##### GIVEN DATA #####
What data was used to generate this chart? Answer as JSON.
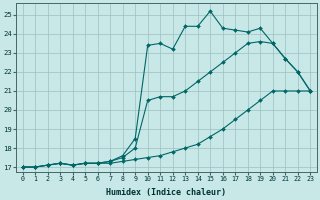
{
  "xlabel": "Humidex (Indice chaleur)",
  "bg_color": "#c8e8e8",
  "grid_color": "#9dbfbf",
  "line_color": "#006666",
  "xlim": [
    -0.5,
    23.5
  ],
  "ylim": [
    16.75,
    25.6
  ],
  "yticks": [
    17,
    18,
    19,
    20,
    21,
    22,
    23,
    24,
    25
  ],
  "xticks": [
    0,
    1,
    2,
    3,
    4,
    5,
    6,
    7,
    8,
    9,
    10,
    11,
    12,
    13,
    14,
    15,
    16,
    17,
    18,
    19,
    20,
    21,
    22,
    23
  ],
  "line1_x": [
    0,
    1,
    2,
    3,
    4,
    5,
    6,
    7,
    8,
    9,
    10,
    11,
    12,
    13,
    14,
    15,
    16,
    17,
    18,
    19,
    20,
    21,
    22,
    23
  ],
  "line1_y": [
    17.0,
    17.0,
    17.1,
    17.2,
    17.1,
    17.2,
    17.2,
    17.2,
    17.3,
    17.4,
    17.5,
    17.6,
    17.8,
    18.0,
    18.2,
    18.6,
    19.0,
    19.5,
    20.0,
    20.5,
    21.0,
    21.0,
    21.0,
    21.0
  ],
  "line2_x": [
    0,
    1,
    2,
    3,
    4,
    5,
    6,
    7,
    8,
    9,
    10,
    11,
    12,
    13,
    14,
    15,
    16,
    17,
    18,
    19,
    20,
    21,
    22,
    23
  ],
  "line2_y": [
    17.0,
    17.0,
    17.1,
    17.2,
    17.1,
    17.2,
    17.2,
    17.3,
    17.5,
    18.0,
    20.5,
    20.7,
    20.7,
    21.0,
    21.5,
    22.0,
    22.5,
    23.0,
    23.5,
    23.6,
    23.5,
    22.7,
    22.0,
    21.0
  ],
  "line3_x": [
    0,
    1,
    2,
    3,
    4,
    5,
    6,
    7,
    8,
    9,
    10,
    11,
    12,
    13,
    14,
    15,
    16,
    17,
    18,
    19,
    20,
    21,
    22,
    23
  ],
  "line3_y": [
    17.0,
    17.0,
    17.1,
    17.2,
    17.1,
    17.2,
    17.2,
    17.3,
    17.6,
    18.5,
    23.4,
    23.5,
    23.2,
    24.4,
    24.4,
    25.2,
    24.3,
    24.2,
    24.1,
    24.3,
    23.5,
    22.7,
    22.0,
    21.0
  ]
}
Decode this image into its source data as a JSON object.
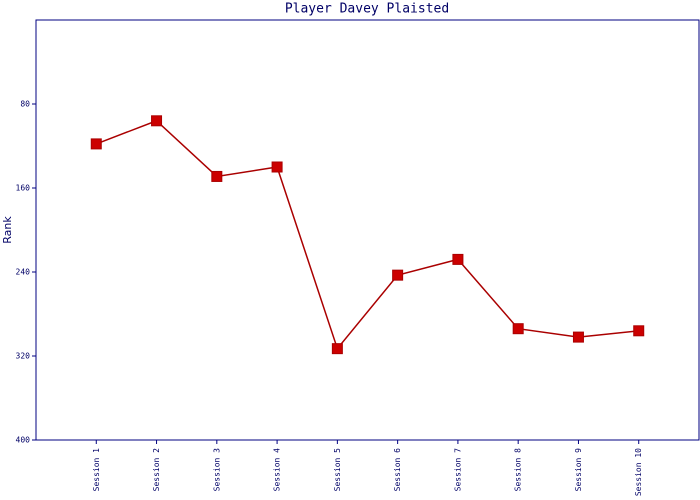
{
  "chart_data": {
    "type": "line",
    "title": "Player Davey Plaisted",
    "y_label": "Rank",
    "categories": [
      "Session 1",
      "Session 2",
      "Session 3",
      "Session 4",
      "Session 5",
      "Session 6",
      "Session 7",
      "Session 8",
      "Session 9",
      "Session 10"
    ],
    "series": [
      {
        "name": "Rank",
        "color": "#aa0000",
        "values": [
          118,
          96,
          149,
          140,
          313,
          243,
          228,
          294,
          302,
          296
        ]
      }
    ],
    "ylim": [
      0,
      400
    ],
    "y_inverted": true,
    "yticks": [
      80,
      160,
      240,
      320,
      400
    ]
  }
}
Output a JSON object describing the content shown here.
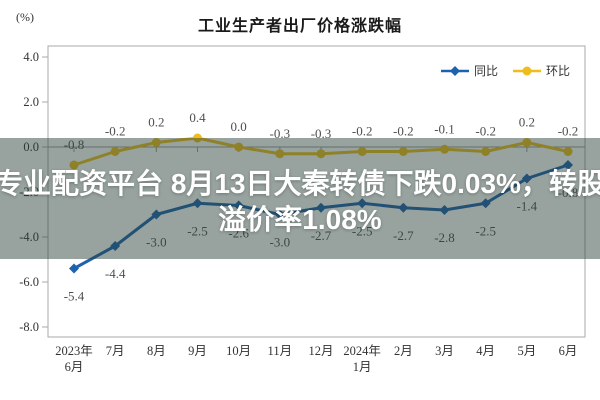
{
  "banner": {
    "line1": "专业配资平台 8月13日大秦转债下跌0.03%，转股",
    "line2": "溢价率1.08%",
    "text_color": "#ffffff",
    "overlay_color": "rgba(40,62,55,0.48)"
  },
  "chart_data": {
    "type": "line",
    "title": "工业生产者出厂价格涨跌幅",
    "unit_label": "(%)",
    "categories": [
      "2023年\n6月",
      "7月",
      "8月",
      "9月",
      "10月",
      "11月",
      "12月",
      "2024年\n1月",
      "2月",
      "3月",
      "4月",
      "5月",
      "6月"
    ],
    "series": [
      {
        "name": "同比",
        "marker": "diamond",
        "color": "#1e62ae",
        "label_side": "below",
        "values": [
          -5.4,
          -4.4,
          -3.0,
          -2.5,
          -2.6,
          -3.0,
          -2.7,
          -2.5,
          -2.7,
          -2.8,
          -2.5,
          -1.4,
          -0.8
        ]
      },
      {
        "name": "环比",
        "marker": "circle",
        "color": "#edbe1c",
        "label_side": "above",
        "values": [
          -0.8,
          -0.2,
          0.2,
          0.4,
          0.0,
          -0.3,
          -0.3,
          -0.2,
          -0.2,
          -0.1,
          -0.2,
          0.2,
          -0.2
        ]
      }
    ],
    "y_ticks": [
      4.0,
      2.0,
      0.0,
      -2.0,
      -4.0,
      -6.0,
      -8.0
    ],
    "ylim": [
      -8.0,
      4.0
    ],
    "legend_position": "top-right",
    "grid": false,
    "axis_color": "#aaaaaa",
    "zero_line_color": "#999999",
    "label_color": "#4f4f4f",
    "tick_label_color": "#333333"
  }
}
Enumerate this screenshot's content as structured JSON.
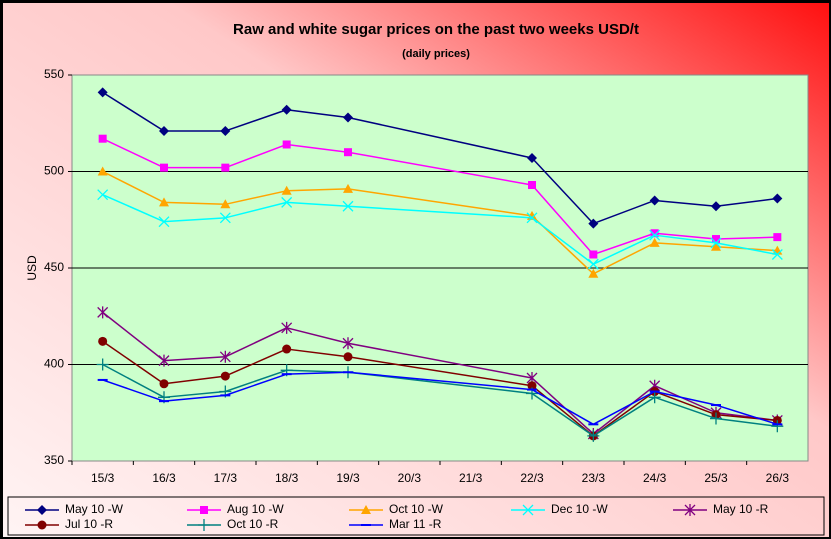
{
  "chart_data": {
    "type": "line",
    "title": "Raw and white sugar prices on the past two weeks USD/t",
    "subtitle": "(daily  prices)",
    "y_label": "USD",
    "categories": [
      "15/3",
      "16/3",
      "17/3",
      "18/3",
      "19/3",
      "20/3",
      "21/3",
      "22/3",
      "23/3",
      "24/3",
      "25/3",
      "26/3"
    ],
    "ylim": [
      350,
      550
    ],
    "yticks": [
      350,
      400,
      450,
      500,
      550
    ],
    "grid": true,
    "series": [
      {
        "name": "May 10 -W",
        "color": "#000080",
        "marker": "diamond",
        "values": [
          541,
          521,
          521,
          532,
          528,
          null,
          null,
          507,
          473,
          485,
          482,
          486
        ]
      },
      {
        "name": "Aug 10 -W",
        "color": "#ff00ff",
        "marker": "square",
        "values": [
          517,
          502,
          502,
          514,
          510,
          null,
          null,
          493,
          457,
          468,
          465,
          466
        ]
      },
      {
        "name": "Oct 10 -W",
        "color": "#ffa500",
        "marker": "triangle",
        "values": [
          500,
          484,
          483,
          490,
          491,
          null,
          null,
          477,
          447,
          463,
          461,
          459
        ]
      },
      {
        "name": "Dec 10 -W",
        "color": "#00ffff",
        "marker": "x",
        "values": [
          488,
          474,
          476,
          484,
          482,
          null,
          null,
          476,
          452,
          467,
          463,
          457
        ]
      },
      {
        "name": "May 10 -R",
        "color": "#800080",
        "marker": "star",
        "values": [
          427,
          402,
          404,
          419,
          411,
          null,
          null,
          393,
          364,
          389,
          375,
          371
        ]
      },
      {
        "name": "Jul 10 -R",
        "color": "#800000",
        "marker": "circle",
        "values": [
          412,
          390,
          394,
          408,
          404,
          null,
          null,
          389,
          363,
          386,
          374,
          371
        ]
      },
      {
        "name": "Oct 10 -R",
        "color": "#008080",
        "marker": "plus",
        "values": [
          400,
          383,
          386,
          397,
          396,
          null,
          null,
          385,
          363,
          383,
          372,
          368
        ]
      },
      {
        "name": "Mar 11 -R",
        "color": "#0000ff",
        "marker": "dash",
        "values": [
          392,
          381,
          384,
          395,
          396,
          null,
          null,
          387,
          369,
          386,
          379,
          369
        ]
      }
    ]
  }
}
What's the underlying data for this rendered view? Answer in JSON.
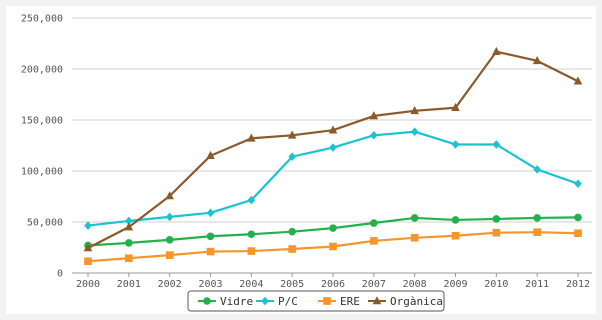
{
  "chart_data": {
    "type": "line",
    "categories": [
      "2000",
      "2001",
      "2002",
      "2003",
      "2004",
      "2005",
      "2006",
      "2007",
      "2008",
      "2009",
      "2010",
      "2011",
      "2012"
    ],
    "y_ticks": [
      "0",
      "50,000",
      "100,000",
      "150,000",
      "200,000",
      "250,000"
    ],
    "ylim": [
      0,
      250000
    ],
    "grid": "horizontal",
    "legend_position": "bottom",
    "series": [
      {
        "name": "Vidre",
        "color": "#22b14c",
        "marker": "circle",
        "values": [
          27000,
          29500,
          32500,
          36000,
          38000,
          40500,
          44000,
          49000,
          54000,
          52000,
          53000,
          54000,
          54500
        ]
      },
      {
        "name": "P/C",
        "color": "#19c3d1",
        "marker": "diamond",
        "values": [
          46500,
          51000,
          55000,
          59000,
          71500,
          114000,
          123000,
          135000,
          138500,
          126000,
          126000,
          101500,
          87500
        ]
      },
      {
        "name": "ERE",
        "color": "#f5962b",
        "marker": "square",
        "values": [
          11500,
          14500,
          17500,
          21000,
          21500,
          23500,
          26000,
          31500,
          34500,
          36500,
          39500,
          40000,
          39000
        ]
      },
      {
        "name": "Orgànica",
        "color": "#8b5a2b",
        "marker": "triangle",
        "values": [
          24500,
          45000,
          75500,
          115000,
          132000,
          135000,
          140000,
          154000,
          159000,
          162000,
          217000,
          208000,
          188000
        ]
      }
    ]
  }
}
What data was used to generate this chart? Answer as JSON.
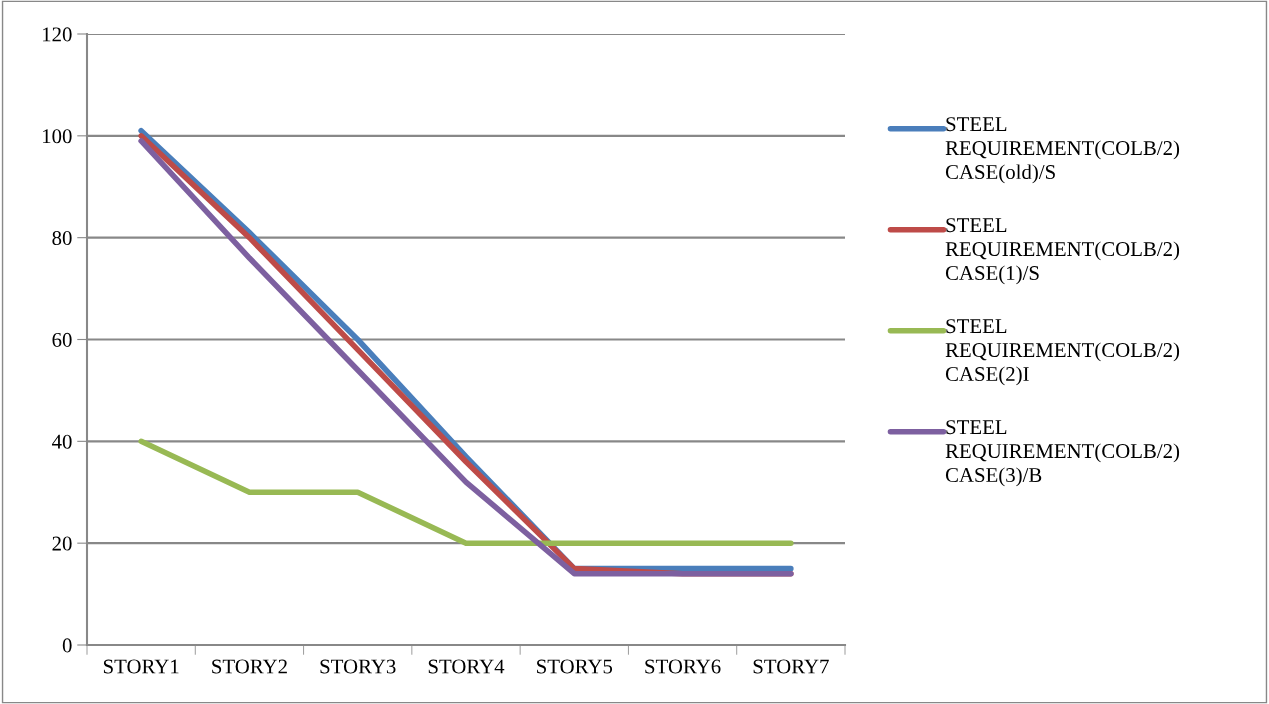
#####
→ **SET TASK**
Where a line of the data holds "object", show that line.

→ **TASK ANSWER**
Decode this image into its source data as a JSON object.
Output a JSON object describing the content shown here.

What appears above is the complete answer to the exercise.